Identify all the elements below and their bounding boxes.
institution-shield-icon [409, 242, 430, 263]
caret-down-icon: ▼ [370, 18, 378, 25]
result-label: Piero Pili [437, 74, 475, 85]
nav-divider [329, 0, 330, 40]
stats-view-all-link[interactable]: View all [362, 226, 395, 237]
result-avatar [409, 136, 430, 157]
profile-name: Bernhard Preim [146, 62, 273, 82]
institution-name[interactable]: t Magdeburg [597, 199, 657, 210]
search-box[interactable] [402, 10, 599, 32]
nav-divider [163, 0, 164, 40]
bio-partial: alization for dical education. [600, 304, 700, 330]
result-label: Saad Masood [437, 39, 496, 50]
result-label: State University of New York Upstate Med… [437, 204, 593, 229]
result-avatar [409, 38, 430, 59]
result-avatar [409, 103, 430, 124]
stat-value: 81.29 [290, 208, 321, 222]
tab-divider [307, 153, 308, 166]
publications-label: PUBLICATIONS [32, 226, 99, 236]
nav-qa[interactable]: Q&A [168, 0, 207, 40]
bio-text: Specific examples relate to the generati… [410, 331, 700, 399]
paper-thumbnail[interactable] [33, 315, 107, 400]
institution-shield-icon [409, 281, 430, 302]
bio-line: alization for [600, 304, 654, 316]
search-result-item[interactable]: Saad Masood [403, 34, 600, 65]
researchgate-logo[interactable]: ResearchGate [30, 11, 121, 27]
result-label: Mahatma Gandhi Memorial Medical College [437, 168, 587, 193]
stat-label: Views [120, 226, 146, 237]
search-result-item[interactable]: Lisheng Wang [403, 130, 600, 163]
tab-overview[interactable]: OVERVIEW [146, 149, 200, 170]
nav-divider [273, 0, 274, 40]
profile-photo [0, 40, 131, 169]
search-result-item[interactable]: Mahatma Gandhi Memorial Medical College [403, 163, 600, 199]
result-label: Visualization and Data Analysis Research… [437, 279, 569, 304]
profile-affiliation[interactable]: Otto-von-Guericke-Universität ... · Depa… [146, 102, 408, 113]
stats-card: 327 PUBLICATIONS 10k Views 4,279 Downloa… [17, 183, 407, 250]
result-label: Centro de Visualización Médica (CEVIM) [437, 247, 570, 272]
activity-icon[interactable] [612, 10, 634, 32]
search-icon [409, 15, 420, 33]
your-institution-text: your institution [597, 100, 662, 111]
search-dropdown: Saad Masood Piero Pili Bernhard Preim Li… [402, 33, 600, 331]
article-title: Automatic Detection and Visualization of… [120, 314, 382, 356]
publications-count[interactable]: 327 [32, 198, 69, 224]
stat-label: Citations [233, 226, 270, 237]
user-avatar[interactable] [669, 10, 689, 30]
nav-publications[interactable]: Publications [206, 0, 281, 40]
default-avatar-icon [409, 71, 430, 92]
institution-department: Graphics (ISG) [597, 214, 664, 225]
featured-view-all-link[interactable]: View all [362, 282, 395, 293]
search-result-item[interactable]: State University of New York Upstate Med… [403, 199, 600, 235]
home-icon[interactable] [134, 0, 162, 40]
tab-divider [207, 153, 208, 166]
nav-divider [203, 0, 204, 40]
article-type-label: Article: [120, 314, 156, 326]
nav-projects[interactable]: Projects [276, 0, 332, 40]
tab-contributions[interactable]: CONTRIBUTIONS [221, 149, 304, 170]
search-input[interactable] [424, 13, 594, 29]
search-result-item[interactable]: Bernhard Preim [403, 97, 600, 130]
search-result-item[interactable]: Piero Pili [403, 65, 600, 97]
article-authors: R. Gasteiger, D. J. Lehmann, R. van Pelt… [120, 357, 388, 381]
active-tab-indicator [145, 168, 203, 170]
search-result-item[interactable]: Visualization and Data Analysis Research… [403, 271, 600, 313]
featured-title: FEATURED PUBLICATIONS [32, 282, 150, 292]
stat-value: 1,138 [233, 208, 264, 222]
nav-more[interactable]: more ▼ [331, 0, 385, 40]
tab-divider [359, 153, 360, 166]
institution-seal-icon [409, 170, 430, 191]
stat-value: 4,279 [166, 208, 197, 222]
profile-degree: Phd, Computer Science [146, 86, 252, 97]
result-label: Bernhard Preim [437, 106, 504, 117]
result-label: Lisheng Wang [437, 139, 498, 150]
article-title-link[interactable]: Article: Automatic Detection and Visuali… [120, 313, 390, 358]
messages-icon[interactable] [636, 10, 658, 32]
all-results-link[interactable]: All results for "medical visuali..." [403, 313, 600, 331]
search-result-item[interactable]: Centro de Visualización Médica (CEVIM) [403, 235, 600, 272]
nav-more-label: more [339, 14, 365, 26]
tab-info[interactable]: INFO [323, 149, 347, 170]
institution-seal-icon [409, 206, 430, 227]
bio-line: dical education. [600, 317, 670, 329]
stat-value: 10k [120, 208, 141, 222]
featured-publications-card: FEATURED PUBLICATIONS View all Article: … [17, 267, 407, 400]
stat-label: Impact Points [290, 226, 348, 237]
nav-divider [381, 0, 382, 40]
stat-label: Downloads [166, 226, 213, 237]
___
Copy every line of the records above word for word, without changing anything.

Identify all the elements below and their bounding boxes.
institution-shield-icon [409, 242, 430, 263]
caret-down-icon: ▼ [370, 18, 378, 25]
result-label: Piero Pili [437, 74, 475, 85]
nav-divider [329, 0, 330, 40]
stats-view-all-link[interactable]: View all [362, 226, 395, 237]
result-avatar [409, 136, 430, 157]
profile-name: Bernhard Preim [146, 62, 273, 82]
institution-name[interactable]: t Magdeburg [597, 199, 657, 210]
search-box[interactable] [402, 10, 599, 32]
nav-divider [163, 0, 164, 40]
bio-partial: alization for dical education. [600, 304, 700, 330]
result-label: Saad Masood [437, 39, 496, 50]
result-label: State University of New York Upstate Med… [437, 204, 593, 229]
result-avatar [409, 38, 430, 59]
result-avatar [409, 103, 430, 124]
stat-value: 81.29 [290, 208, 321, 222]
tab-divider [307, 153, 308, 166]
publications-label: PUBLICATIONS [32, 226, 99, 236]
nav-qa[interactable]: Q&A [168, 0, 207, 40]
bio-text: Specific examples relate to the generati… [410, 331, 700, 399]
paper-thumbnail[interactable] [33, 315, 107, 400]
institution-shield-icon [409, 281, 430, 302]
bio-line: alization for [600, 304, 654, 316]
search-result-item[interactable]: Saad Masood [403, 34, 600, 65]
researchgate-logo[interactable]: ResearchGate [30, 11, 121, 27]
result-label: Mahatma Gandhi Memorial Medical College [437, 168, 587, 193]
stat-label: Views [120, 226, 146, 237]
search-result-item[interactable]: Lisheng Wang [403, 130, 600, 163]
tab-overview[interactable]: OVERVIEW [146, 149, 200, 170]
nav-divider [273, 0, 274, 40]
profile-photo [0, 40, 131, 169]
search-result-item[interactable]: Mahatma Gandhi Memorial Medical College [403, 163, 600, 199]
result-label: Visualization and Data Analysis Research… [437, 279, 569, 304]
profile-affiliation[interactable]: Otto-von-Guericke-Universität ... · Depa… [146, 102, 408, 113]
stats-card: 327 PUBLICATIONS 10k Views 4,279 Downloa… [17, 183, 407, 250]
result-label: Centro de Visualización Médica (CEVIM) [437, 247, 570, 272]
activity-icon[interactable] [612, 10, 634, 32]
search-icon [409, 15, 420, 33]
your-institution-text: your institution [597, 100, 662, 111]
search-dropdown: Saad Masood Piero Pili Bernhard Preim Li… [402, 33, 600, 331]
article-title: Automatic Detection and Visualization of… [120, 314, 382, 356]
publications-count[interactable]: 327 [32, 198, 69, 224]
stat-label: Citations [233, 226, 270, 237]
user-avatar[interactable] [669, 10, 689, 30]
nav-publications[interactable]: Publications [206, 0, 281, 40]
default-avatar-icon [409, 71, 430, 92]
institution-department: Graphics (ISG) [597, 214, 664, 225]
featured-view-all-link[interactable]: View all [362, 282, 395, 293]
search-result-item[interactable]: State University of New York Upstate Med… [403, 199, 600, 235]
home-icon[interactable] [134, 0, 162, 40]
tab-divider [207, 153, 208, 166]
nav-divider [203, 0, 204, 40]
article-type-label: Article: [120, 314, 156, 326]
nav-projects[interactable]: Projects [276, 0, 332, 40]
tab-contributions[interactable]: CONTRIBUTIONS [221, 149, 304, 170]
search-input[interactable] [424, 13, 594, 29]
search-result-item[interactable]: Bernhard Preim [403, 97, 600, 130]
search-result-item[interactable]: Piero Pili [403, 65, 600, 97]
article-authors: R. Gasteiger, D. J. Lehmann, R. van Pelt… [120, 357, 388, 381]
active-tab-indicator [145, 168, 203, 170]
search-result-item[interactable]: Visualization and Data Analysis Research… [403, 271, 600, 313]
featured-title: FEATURED PUBLICATIONS [32, 282, 150, 292]
stat-value: 1,138 [233, 208, 264, 222]
nav-more[interactable]: more ▼ [331, 0, 385, 40]
tab-divider [359, 153, 360, 166]
institution-seal-icon [409, 170, 430, 191]
stat-value: 4,279 [166, 208, 197, 222]
profile-degree: Phd, Computer Science [146, 86, 252, 97]
result-label: Bernhard Preim [437, 106, 504, 117]
result-label: Lisheng Wang [437, 139, 498, 150]
article-title-link[interactable]: Article: Automatic Detection and Visuali… [120, 313, 390, 358]
messages-icon[interactable] [636, 10, 658, 32]
all-results-link[interactable]: All results for "medical visuali..." [403, 313, 600, 331]
search-result-item[interactable]: Centro de Visualización Médica (CEVIM) [403, 235, 600, 272]
nav-more-label: more [339, 14, 365, 26]
tab-info[interactable]: INFO [323, 149, 347, 170]
institution-seal-icon [409, 206, 430, 227]
bio-line: dical education. [600, 317, 670, 329]
stat-value: 10k [120, 208, 141, 222]
featured-publications-card: FEATURED PUBLICATIONS View all Article: … [17, 267, 407, 400]
stat-label: Impact Points [290, 226, 348, 237]
nav-divider [381, 0, 382, 40]
stat-label: Downloads [166, 226, 213, 237]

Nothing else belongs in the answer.